_Given records_.

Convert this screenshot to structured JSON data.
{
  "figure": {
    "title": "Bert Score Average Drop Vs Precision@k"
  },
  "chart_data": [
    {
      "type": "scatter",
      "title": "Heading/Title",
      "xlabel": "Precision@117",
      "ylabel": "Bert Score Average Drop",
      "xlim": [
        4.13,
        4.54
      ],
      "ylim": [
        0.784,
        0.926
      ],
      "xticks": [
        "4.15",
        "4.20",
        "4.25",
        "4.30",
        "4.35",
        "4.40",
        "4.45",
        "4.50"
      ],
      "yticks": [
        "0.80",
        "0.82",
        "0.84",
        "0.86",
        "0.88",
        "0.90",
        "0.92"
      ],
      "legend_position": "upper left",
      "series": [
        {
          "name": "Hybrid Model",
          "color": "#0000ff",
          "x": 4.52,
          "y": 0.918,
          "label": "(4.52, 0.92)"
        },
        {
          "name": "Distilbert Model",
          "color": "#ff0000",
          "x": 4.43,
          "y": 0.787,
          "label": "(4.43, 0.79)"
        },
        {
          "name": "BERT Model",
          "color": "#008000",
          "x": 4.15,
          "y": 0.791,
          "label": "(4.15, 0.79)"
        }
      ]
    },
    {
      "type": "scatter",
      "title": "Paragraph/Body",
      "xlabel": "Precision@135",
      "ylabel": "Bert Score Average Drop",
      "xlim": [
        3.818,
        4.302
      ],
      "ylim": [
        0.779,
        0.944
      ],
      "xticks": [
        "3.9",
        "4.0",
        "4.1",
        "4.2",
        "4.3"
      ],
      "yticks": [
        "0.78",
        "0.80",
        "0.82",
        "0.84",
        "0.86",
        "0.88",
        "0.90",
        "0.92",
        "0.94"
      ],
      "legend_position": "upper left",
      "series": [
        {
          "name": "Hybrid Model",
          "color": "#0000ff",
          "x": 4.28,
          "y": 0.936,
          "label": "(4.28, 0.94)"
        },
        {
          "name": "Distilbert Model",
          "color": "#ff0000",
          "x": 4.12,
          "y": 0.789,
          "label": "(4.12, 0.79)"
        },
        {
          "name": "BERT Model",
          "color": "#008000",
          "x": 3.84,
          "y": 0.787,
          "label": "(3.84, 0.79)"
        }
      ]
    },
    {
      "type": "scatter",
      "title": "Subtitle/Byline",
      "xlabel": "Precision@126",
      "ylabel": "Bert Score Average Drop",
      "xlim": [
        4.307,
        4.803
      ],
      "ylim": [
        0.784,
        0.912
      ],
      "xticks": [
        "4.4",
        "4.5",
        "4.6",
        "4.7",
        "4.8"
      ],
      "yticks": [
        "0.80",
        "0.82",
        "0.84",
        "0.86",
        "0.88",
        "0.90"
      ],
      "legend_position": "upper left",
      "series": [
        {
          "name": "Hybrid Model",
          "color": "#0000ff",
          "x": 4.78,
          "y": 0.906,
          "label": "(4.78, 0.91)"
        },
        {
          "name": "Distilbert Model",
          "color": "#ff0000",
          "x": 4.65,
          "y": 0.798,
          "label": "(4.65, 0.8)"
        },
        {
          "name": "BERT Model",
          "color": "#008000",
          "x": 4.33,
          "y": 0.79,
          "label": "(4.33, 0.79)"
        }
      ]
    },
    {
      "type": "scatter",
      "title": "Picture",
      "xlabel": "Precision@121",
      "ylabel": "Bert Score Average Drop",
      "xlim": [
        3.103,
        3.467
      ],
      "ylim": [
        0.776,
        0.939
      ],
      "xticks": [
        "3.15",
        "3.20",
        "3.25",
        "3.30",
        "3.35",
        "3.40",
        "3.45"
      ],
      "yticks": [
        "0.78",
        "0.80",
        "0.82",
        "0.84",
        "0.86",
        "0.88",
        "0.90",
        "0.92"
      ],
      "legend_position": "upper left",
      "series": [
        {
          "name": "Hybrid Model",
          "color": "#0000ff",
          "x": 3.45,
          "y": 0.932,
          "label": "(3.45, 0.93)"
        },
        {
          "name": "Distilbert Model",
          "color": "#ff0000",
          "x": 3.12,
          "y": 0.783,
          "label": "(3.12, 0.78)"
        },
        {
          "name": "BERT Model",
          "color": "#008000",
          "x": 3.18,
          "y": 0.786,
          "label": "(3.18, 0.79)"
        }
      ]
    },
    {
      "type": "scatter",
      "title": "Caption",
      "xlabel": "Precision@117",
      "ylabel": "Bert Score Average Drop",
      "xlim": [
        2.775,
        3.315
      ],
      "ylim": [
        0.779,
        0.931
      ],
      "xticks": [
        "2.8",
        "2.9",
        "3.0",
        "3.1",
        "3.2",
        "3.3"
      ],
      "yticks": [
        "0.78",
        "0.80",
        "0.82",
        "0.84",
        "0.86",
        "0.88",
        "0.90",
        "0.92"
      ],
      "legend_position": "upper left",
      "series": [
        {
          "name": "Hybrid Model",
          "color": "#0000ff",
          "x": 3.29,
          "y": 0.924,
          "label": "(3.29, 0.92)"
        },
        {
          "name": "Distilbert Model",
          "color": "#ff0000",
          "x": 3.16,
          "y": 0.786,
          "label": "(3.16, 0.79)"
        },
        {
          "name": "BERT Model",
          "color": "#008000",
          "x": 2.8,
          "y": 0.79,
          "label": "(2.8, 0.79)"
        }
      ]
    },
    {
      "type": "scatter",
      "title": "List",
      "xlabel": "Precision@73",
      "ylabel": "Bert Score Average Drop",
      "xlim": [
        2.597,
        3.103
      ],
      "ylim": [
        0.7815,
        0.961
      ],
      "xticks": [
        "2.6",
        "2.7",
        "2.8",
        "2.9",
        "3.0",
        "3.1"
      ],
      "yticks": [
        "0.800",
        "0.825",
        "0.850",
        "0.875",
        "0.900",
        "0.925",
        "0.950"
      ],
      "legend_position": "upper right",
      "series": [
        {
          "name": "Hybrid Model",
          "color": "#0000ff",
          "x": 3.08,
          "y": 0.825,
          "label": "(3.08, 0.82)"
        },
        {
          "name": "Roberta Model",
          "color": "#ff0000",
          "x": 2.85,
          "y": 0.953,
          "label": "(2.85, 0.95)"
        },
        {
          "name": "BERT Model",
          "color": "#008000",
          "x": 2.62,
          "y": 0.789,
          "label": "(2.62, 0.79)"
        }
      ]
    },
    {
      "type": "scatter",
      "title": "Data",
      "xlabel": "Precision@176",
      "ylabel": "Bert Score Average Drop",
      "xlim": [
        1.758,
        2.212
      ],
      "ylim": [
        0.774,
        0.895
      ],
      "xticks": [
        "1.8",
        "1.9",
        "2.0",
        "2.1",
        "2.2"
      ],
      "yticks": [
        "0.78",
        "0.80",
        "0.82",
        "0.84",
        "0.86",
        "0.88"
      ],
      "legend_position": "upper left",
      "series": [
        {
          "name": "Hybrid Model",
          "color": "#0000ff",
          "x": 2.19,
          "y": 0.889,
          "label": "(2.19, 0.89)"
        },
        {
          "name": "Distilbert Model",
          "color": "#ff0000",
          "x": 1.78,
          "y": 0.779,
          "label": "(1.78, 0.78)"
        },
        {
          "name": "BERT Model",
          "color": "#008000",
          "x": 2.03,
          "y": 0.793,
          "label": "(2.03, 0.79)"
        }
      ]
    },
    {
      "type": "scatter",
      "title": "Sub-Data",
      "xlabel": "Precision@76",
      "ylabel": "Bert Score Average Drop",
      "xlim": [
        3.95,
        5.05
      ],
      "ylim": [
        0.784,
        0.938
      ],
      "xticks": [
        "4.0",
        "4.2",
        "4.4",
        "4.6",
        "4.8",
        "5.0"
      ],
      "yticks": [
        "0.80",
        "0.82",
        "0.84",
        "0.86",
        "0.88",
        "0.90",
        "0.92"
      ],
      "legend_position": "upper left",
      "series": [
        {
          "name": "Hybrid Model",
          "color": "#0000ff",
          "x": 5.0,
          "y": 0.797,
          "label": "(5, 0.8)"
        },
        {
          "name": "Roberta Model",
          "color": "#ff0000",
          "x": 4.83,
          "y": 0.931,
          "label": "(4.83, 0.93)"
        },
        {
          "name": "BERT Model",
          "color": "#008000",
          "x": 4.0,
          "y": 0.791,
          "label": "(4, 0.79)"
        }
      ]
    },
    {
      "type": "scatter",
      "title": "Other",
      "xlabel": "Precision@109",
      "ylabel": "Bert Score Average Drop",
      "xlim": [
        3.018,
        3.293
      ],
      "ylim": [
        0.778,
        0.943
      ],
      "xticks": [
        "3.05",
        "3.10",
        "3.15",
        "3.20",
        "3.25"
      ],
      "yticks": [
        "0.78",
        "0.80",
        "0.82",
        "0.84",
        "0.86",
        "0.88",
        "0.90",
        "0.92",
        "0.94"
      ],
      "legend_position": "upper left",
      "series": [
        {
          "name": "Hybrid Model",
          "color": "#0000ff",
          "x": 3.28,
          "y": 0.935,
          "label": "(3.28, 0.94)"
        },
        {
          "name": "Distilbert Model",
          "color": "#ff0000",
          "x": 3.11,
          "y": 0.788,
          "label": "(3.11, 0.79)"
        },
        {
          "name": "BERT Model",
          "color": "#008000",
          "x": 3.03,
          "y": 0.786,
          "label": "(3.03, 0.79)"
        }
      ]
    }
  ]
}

_Goal_.
Go through the material above and count the lines that contain "title"; answer with the number alone.

_Problem solution_.
10